| Instructions to follow |
Give the count of lines that include the string "величину". Add nothing to it.

| Records provided |
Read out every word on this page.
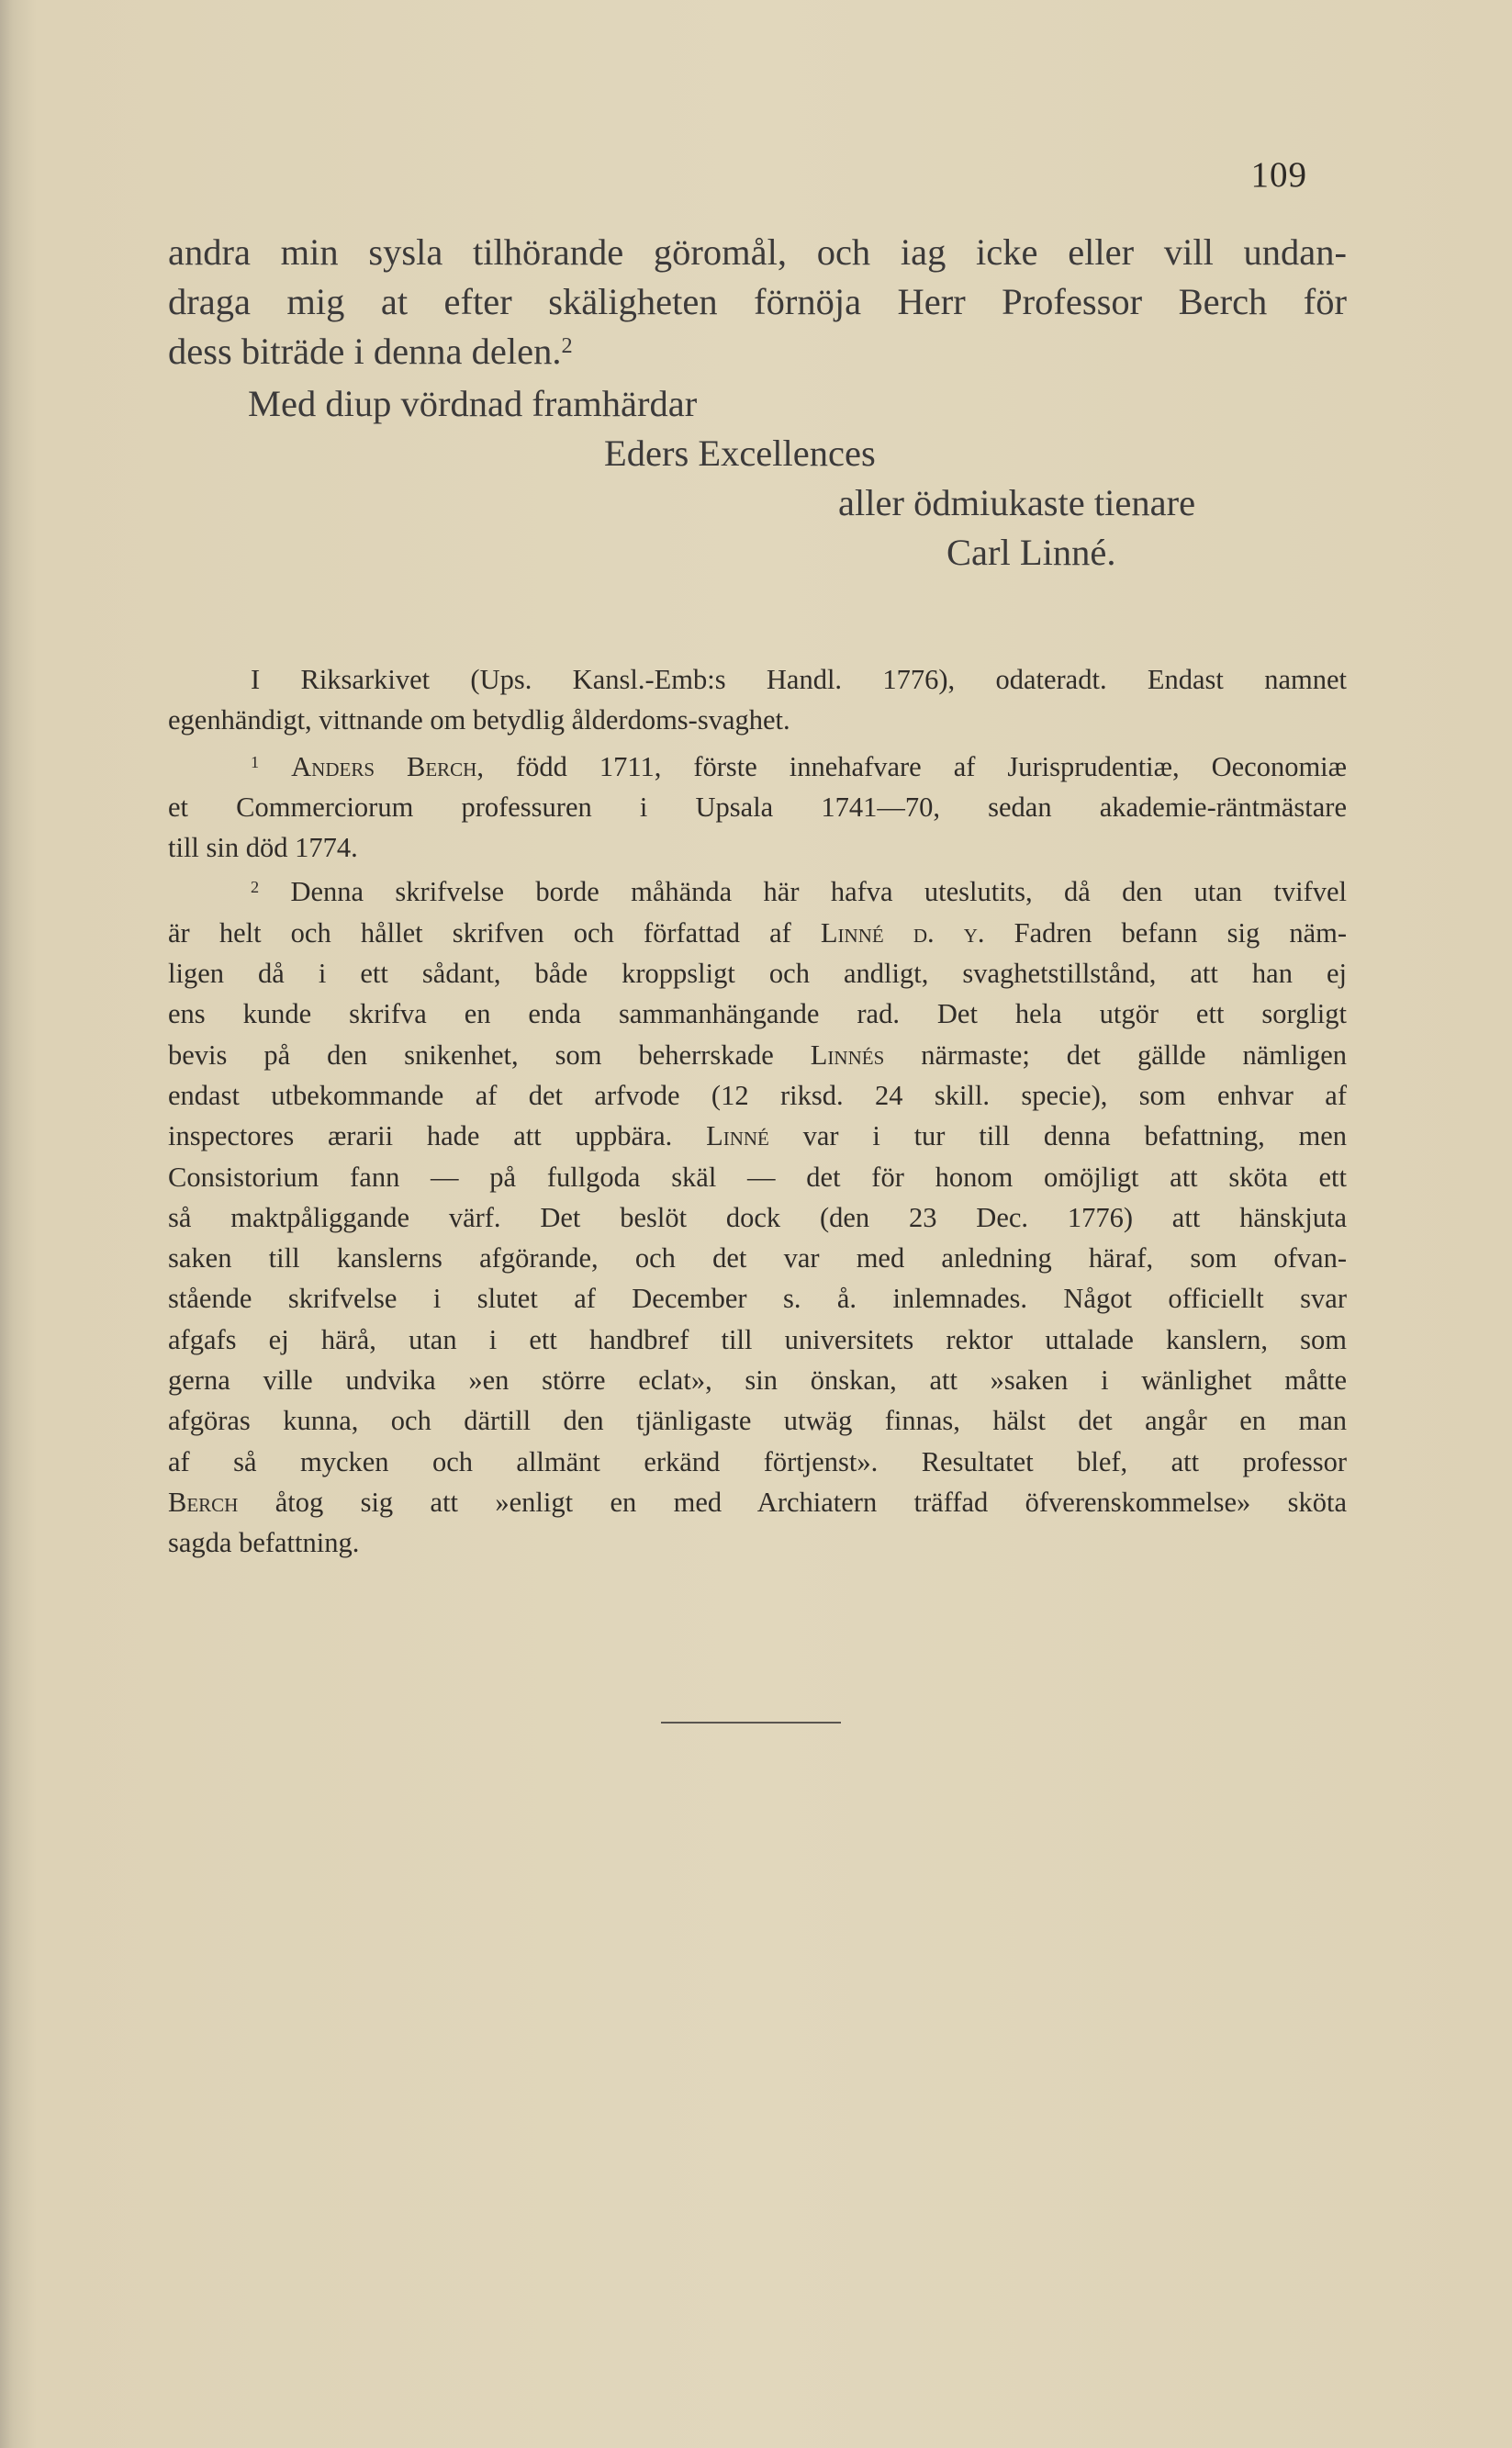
109

andra min sysla tilhörande göromål, och iag icke eller vill undan-

draga mig at efter skäligheten förnöja Herr Professor Berch för

dess biträde i denna delen.$^2$

Med diup vördnad framhärdar
Eders Excellences
aller ödmiukaste tienare
Carl Linné.

I Riksarkivet (Ups. Kansl.-Emb:s Handl. 1776), odateradt. Endast namnet

egenhändigt, vittnande om betydlig ålderdoms-svaghet.

$^1$ Anders Berch, född 1711, förste innehafvare af Jurisprudentiæ, Oeconomiæ

et Commerciorum professuren i Upsala 1741—70, sedan akademie-räntmästare

till sin död 1774.

$^2$ Denna skrifvelse borde måhända här hafva uteslutits, då den utan tvifvel

är helt och hållet skrifven och författad af Linné d. y. Fadren befann sig näm-

ligen då i ett sådant, både kroppsligt och andligt, svaghetstillstånd, att han ej

ens kunde skrifva en enda sammanhängande rad. Det hela utgör ett sorgligt

bevis på den snikenhet, som beherrskade Linnés närmaste; det gällde nämligen

endast utbekommande af det arfvode (12 riksd. 24 skill. specie), som enhvar af

inspectores ærarii hade att uppbära. Linné var i tur till denna befattning, men

Consistorium fann — på fullgoda skäl — det för honom omöjligt att sköta ett

så maktpåliggande värf. Det beslöt dock (den 23 Dec. 1776) att hänskjuta

saken till kanslerns afgörande, och det var med anledning häraf, som ofvan-

stående skrifvelse i slutet af December s. å. inlemnades. Något officiellt svar

afgafs ej härå, utan i ett handbref till universitets rektor uttalade kanslern, som

gerna ville undvika »en större eclat», sin önskan, att »saken i wänlighet måtte

afgöras kunna, och därtill den tjänligaste utwäg finnas, hälst det angår en man

af så mycken och allmänt erkänd förtjenst». Resultatet blef, att professor

Berch åtog sig att »enligt en med Archiatern träffad öfverenskommelse» sköta

sagda befattning.
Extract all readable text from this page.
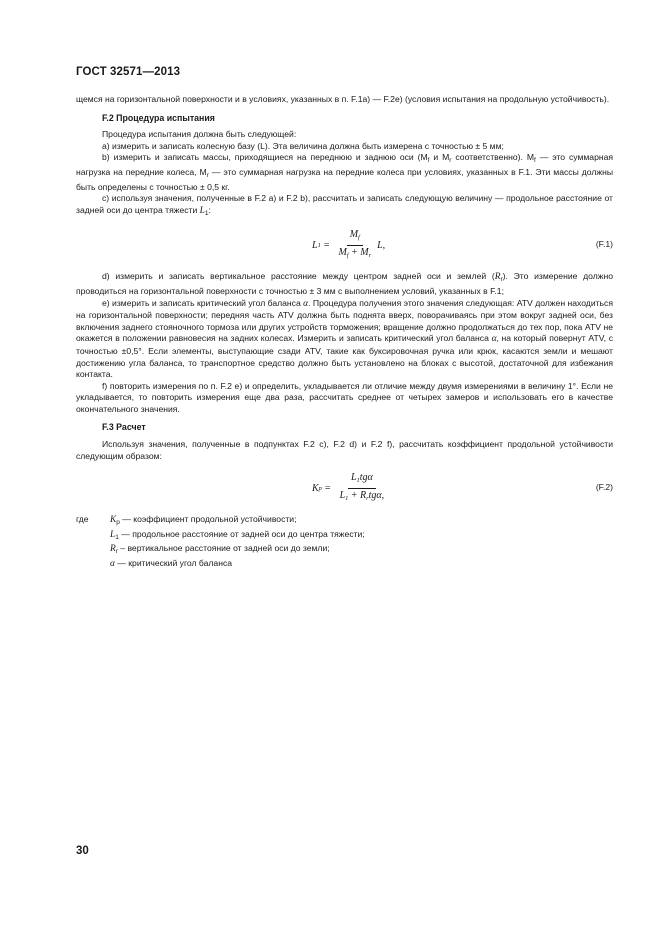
ГОСТ 32571—2013

щемся на горизонтальной поверхности и в условиях, указанных в п. F.1a) — F.2e) (условия испытания на продольную устойчивость).

F.2 Процедура испытания

Процедура испытания должна быть следующей:

a) измерить и записать колесную базу (L). Эта величина должна быть измерена с точностью ± 5 мм;

b) измерить и записать массы, приходящиеся на переднюю и заднюю оси ($M_f$ и $M_r$ соответственно). $M_f$ — это суммарная нагрузка на передние колеса, $M_r$ — это суммарная нагрузка на передние колеса при условиях, указанных в F.1. Эти массы должны быть определены с точностью ± 0,5 кг.

c) используя значения, полученные в F.2 a) и F.2 b), рассчитать и записать следующую величину — продольное расстояние от задней оси до центра тяжести $L_1$:

L $1 = \frac{M_f}{M_f + M_r} L$,	(F.1)

d) измерить и записать вертикальное расстояние между центром задней оси и землей $(R_r)$. Это измерение должно проводиться на горизонтальной поверхности с точностью ± 3 мм с выполнением условий, указанных в F.1;

e) измерить и записать критический угол баланса α. Процедура получения этого значения следующая: ATV должен находиться на горизонтальной поверхности; передняя часть ATV должна быть поднята вверх, поворачиваясь при этом вокруг задней оси, без включения заднего стояночного тормоза или других устройств торможения; вращение должно продолжаться до тех пор, пока ATV не окажется в положении равновесия на задних колесах. Измерить и записать критический угол баланса α, на который повернут ATV, с точностью ±0,5°. Если элементы, выступающие сзади ATV, такие как буксировочная ручка или крюк, касаются земли и мешают достижению угла баланса, то транспортное средство должно быть установлено на блоках с высотой, достаточной для избежания контакта.

f) повторить измерения по п. F.2 e) и определить, укладывается ли отличие между двумя измерениями в величину 1°. Если не укладывается, то повторить измерения еще два раза, рассчитать среднее от четырех замеров и использовать его в качестве окончательного значения.

F.3 Расчет

Используя значения, полученные в подпунктах F.2 c), F.2 d) и F.2 f), рассчитать коэффициент продольной устойчивости следующим образом:

K $p = \frac{L_1tg\alpha}{L_1 + R_rtg\alpha,}$	(F.2)
где	$K_p$ — коэффициент продольной устойчивости;
$L_1$ — продольное расстояние от задней оси до центра тяжести;
$R_r$ – вертикальное расстояние от задней оси до земли;
α — критический угол баланса
30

| Solution to the exercise |
2